## PROMPT
Return each line of the records with nothing changed, pictures excepted.
--- start of SUPPLIED RECORDS ---
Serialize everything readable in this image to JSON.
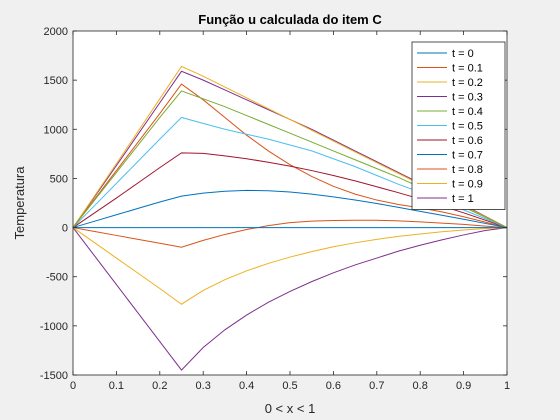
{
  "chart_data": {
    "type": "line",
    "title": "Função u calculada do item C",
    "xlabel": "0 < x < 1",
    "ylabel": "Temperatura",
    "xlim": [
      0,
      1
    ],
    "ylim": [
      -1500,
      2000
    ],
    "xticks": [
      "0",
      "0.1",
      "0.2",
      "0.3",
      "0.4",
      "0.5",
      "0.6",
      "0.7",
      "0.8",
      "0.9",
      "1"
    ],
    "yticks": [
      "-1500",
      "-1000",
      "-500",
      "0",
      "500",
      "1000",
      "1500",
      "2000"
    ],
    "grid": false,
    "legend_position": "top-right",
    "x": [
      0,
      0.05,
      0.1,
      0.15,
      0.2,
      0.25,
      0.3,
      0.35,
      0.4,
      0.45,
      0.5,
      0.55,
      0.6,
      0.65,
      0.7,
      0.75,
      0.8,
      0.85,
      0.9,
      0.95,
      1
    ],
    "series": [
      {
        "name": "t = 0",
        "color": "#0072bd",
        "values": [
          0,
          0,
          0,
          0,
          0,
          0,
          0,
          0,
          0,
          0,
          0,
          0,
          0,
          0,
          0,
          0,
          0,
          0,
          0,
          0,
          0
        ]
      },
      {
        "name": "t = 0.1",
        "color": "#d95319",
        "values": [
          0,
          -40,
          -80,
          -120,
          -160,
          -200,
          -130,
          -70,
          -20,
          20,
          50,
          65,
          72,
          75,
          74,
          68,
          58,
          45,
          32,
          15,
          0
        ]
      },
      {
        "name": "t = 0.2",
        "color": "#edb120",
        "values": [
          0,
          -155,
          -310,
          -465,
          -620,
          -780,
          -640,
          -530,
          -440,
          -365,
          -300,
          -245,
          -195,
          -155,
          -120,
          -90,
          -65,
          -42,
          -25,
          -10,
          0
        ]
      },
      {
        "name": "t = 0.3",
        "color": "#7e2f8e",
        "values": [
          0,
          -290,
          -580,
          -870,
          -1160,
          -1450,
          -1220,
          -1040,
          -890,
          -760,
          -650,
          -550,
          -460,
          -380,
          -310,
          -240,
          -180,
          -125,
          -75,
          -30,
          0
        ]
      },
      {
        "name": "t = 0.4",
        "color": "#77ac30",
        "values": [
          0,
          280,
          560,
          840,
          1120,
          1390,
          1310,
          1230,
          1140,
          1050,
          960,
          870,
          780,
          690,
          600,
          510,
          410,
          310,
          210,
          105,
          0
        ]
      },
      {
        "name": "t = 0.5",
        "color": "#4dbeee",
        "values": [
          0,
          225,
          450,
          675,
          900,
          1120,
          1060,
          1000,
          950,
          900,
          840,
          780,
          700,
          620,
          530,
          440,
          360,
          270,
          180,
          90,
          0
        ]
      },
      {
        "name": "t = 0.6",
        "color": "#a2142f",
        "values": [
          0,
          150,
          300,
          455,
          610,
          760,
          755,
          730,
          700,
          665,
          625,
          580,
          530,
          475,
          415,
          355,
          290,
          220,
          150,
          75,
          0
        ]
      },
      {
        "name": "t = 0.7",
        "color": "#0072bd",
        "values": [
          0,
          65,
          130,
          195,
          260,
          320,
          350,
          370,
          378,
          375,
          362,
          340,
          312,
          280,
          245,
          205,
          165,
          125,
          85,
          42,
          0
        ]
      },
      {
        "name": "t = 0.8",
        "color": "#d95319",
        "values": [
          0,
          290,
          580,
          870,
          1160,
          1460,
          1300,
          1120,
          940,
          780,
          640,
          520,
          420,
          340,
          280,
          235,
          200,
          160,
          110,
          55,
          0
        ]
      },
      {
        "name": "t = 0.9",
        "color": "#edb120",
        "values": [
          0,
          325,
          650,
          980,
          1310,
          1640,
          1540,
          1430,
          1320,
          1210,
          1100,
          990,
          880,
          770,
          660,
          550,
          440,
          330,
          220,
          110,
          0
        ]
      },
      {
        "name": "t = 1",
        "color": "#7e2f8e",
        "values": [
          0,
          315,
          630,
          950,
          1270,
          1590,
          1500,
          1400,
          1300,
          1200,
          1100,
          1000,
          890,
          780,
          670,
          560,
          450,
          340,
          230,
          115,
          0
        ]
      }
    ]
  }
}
--- end of SUPPLIED RECORDS ---
## TASK ANSWER
Serialize everything readable in this image to JSON.
{
  "chart_data": {
    "type": "line",
    "title": "Função u calculada do item C",
    "xlabel": "0 < x < 1",
    "ylabel": "Temperatura",
    "xlim": [
      0,
      1
    ],
    "ylim": [
      -1500,
      2000
    ],
    "xticks": [
      "0",
      "0.1",
      "0.2",
      "0.3",
      "0.4",
      "0.5",
      "0.6",
      "0.7",
      "0.8",
      "0.9",
      "1"
    ],
    "yticks": [
      "-1500",
      "-1000",
      "-500",
      "0",
      "500",
      "1000",
      "1500",
      "2000"
    ],
    "grid": false,
    "legend_position": "top-right",
    "x": [
      0,
      0.05,
      0.1,
      0.15,
      0.2,
      0.25,
      0.3,
      0.35,
      0.4,
      0.45,
      0.5,
      0.55,
      0.6,
      0.65,
      0.7,
      0.75,
      0.8,
      0.85,
      0.9,
      0.95,
      1
    ],
    "series": [
      {
        "name": "t = 0",
        "color": "#0072bd",
        "values": [
          0,
          0,
          0,
          0,
          0,
          0,
          0,
          0,
          0,
          0,
          0,
          0,
          0,
          0,
          0,
          0,
          0,
          0,
          0,
          0,
          0
        ]
      },
      {
        "name": "t = 0.1",
        "color": "#d95319",
        "values": [
          0,
          -40,
          -80,
          -120,
          -160,
          -200,
          -130,
          -70,
          -20,
          20,
          50,
          65,
          72,
          75,
          74,
          68,
          58,
          45,
          32,
          15,
          0
        ]
      },
      {
        "name": "t = 0.2",
        "color": "#edb120",
        "values": [
          0,
          -155,
          -310,
          -465,
          -620,
          -780,
          -640,
          -530,
          -440,
          -365,
          -300,
          -245,
          -195,
          -155,
          -120,
          -90,
          -65,
          -42,
          -25,
          -10,
          0
        ]
      },
      {
        "name": "t = 0.3",
        "color": "#7e2f8e",
        "values": [
          0,
          -290,
          -580,
          -870,
          -1160,
          -1450,
          -1220,
          -1040,
          -890,
          -760,
          -650,
          -550,
          -460,
          -380,
          -310,
          -240,
          -180,
          -125,
          -75,
          -30,
          0
        ]
      },
      {
        "name": "t = 0.4",
        "color": "#77ac30",
        "values": [
          0,
          280,
          560,
          840,
          1120,
          1390,
          1310,
          1230,
          1140,
          1050,
          960,
          870,
          780,
          690,
          600,
          510,
          410,
          310,
          210,
          105,
          0
        ]
      },
      {
        "name": "t = 0.5",
        "color": "#4dbeee",
        "values": [
          0,
          225,
          450,
          675,
          900,
          1120,
          1060,
          1000,
          950,
          900,
          840,
          780,
          700,
          620,
          530,
          440,
          360,
          270,
          180,
          90,
          0
        ]
      },
      {
        "name": "t = 0.6",
        "color": "#a2142f",
        "values": [
          0,
          150,
          300,
          455,
          610,
          760,
          755,
          730,
          700,
          665,
          625,
          580,
          530,
          475,
          415,
          355,
          290,
          220,
          150,
          75,
          0
        ]
      },
      {
        "name": "t = 0.7",
        "color": "#0072bd",
        "values": [
          0,
          65,
          130,
          195,
          260,
          320,
          350,
          370,
          378,
          375,
          362,
          340,
          312,
          280,
          245,
          205,
          165,
          125,
          85,
          42,
          0
        ]
      },
      {
        "name": "t = 0.8",
        "color": "#d95319",
        "values": [
          0,
          290,
          580,
          870,
          1160,
          1460,
          1300,
          1120,
          940,
          780,
          640,
          520,
          420,
          340,
          280,
          235,
          200,
          160,
          110,
          55,
          0
        ]
      },
      {
        "name": "t = 0.9",
        "color": "#edb120",
        "values": [
          0,
          325,
          650,
          980,
          1310,
          1640,
          1540,
          1430,
          1320,
          1210,
          1100,
          990,
          880,
          770,
          660,
          550,
          440,
          330,
          220,
          110,
          0
        ]
      },
      {
        "name": "t = 1",
        "color": "#7e2f8e",
        "values": [
          0,
          315,
          630,
          950,
          1270,
          1590,
          1500,
          1400,
          1300,
          1200,
          1100,
          1000,
          890,
          780,
          670,
          560,
          450,
          340,
          230,
          115,
          0
        ]
      }
    ]
  }
}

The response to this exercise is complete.